==== The input
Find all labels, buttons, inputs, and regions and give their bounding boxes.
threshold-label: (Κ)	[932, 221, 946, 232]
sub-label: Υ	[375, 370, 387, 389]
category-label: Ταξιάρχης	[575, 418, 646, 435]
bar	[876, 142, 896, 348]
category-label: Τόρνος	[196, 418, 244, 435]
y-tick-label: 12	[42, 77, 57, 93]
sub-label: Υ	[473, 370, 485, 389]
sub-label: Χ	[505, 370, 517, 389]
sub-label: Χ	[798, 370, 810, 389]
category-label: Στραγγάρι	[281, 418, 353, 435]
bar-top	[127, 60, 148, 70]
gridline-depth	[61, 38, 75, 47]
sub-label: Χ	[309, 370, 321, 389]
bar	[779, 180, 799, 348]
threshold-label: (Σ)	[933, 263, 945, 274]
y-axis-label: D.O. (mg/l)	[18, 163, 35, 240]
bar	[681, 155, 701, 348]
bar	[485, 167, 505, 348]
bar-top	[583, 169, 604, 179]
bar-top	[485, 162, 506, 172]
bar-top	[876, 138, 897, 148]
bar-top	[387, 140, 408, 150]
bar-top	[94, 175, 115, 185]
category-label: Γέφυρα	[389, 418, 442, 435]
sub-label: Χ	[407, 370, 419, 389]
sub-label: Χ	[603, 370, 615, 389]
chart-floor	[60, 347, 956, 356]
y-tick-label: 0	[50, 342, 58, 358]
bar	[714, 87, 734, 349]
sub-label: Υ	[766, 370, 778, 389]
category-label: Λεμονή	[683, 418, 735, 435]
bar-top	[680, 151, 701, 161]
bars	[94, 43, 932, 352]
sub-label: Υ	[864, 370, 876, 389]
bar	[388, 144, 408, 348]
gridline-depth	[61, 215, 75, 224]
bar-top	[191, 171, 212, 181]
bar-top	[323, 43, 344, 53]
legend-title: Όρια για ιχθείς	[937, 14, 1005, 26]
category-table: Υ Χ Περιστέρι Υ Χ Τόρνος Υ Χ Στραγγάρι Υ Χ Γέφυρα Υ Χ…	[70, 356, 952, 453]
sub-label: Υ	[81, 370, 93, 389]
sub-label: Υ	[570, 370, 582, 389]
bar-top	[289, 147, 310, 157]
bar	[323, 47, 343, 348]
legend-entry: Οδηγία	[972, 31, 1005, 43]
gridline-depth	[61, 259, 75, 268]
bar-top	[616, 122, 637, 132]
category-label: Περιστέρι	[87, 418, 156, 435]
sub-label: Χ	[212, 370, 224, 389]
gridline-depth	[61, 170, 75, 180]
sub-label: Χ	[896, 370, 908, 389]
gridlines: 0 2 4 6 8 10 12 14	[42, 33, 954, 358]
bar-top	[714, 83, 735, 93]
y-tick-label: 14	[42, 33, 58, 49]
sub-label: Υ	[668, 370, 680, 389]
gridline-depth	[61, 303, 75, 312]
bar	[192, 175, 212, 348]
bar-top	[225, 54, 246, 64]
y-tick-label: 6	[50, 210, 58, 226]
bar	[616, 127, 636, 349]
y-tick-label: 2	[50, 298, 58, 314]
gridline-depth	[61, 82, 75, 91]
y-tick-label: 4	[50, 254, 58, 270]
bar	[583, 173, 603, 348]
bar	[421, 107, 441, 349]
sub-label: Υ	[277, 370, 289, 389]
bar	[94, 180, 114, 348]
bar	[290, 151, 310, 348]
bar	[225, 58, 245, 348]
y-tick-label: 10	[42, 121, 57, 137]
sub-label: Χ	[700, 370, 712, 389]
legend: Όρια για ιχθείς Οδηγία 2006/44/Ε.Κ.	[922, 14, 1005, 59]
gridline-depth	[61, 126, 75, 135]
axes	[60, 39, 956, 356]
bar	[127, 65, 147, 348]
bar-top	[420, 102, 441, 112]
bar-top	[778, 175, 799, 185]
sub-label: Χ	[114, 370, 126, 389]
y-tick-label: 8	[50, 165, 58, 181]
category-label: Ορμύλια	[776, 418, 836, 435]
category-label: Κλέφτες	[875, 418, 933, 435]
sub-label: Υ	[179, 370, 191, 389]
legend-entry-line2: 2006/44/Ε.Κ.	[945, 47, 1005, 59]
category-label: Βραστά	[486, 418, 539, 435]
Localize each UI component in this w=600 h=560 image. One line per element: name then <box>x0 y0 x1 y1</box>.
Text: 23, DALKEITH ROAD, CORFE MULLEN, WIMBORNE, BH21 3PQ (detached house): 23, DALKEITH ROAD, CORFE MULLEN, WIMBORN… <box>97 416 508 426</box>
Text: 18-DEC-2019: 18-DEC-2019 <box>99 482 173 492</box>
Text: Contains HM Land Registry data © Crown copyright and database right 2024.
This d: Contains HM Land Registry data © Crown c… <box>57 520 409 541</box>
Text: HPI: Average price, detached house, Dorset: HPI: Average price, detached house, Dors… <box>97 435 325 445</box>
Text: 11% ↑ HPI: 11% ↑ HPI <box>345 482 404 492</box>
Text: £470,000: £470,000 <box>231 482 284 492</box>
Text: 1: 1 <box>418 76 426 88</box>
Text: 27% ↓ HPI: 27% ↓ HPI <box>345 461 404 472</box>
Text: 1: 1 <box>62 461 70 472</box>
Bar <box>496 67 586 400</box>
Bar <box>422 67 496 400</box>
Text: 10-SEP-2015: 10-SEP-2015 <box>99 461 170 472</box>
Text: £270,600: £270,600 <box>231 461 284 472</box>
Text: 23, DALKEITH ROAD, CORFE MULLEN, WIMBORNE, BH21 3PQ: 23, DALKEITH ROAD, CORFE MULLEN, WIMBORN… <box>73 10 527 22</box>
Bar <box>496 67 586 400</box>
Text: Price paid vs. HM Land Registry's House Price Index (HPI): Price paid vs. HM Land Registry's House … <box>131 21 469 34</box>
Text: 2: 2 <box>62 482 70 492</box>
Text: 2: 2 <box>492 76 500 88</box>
========
**What the exercise asks**
Please express the lines from the first one through the line containing "142, 896, 348]" as a Markdown table with the columns Row and Line, leaving out blank lines.

**Result for this exercise**
| Row | Line |
|---|---|
| 1 | Find all labels, buttons, inputs, and regions and give their bounding boxes. |
| 2 | threshold-label: (Κ)	[932, 221, 946, 232] |
| 3 | sub-label: Υ	[375, 370, 387, 389] |
| 4 | category-label: Ταξιάρχης	[575, 418, 646, 435] |
| 5 | bar	[876, 142, 896, 348] |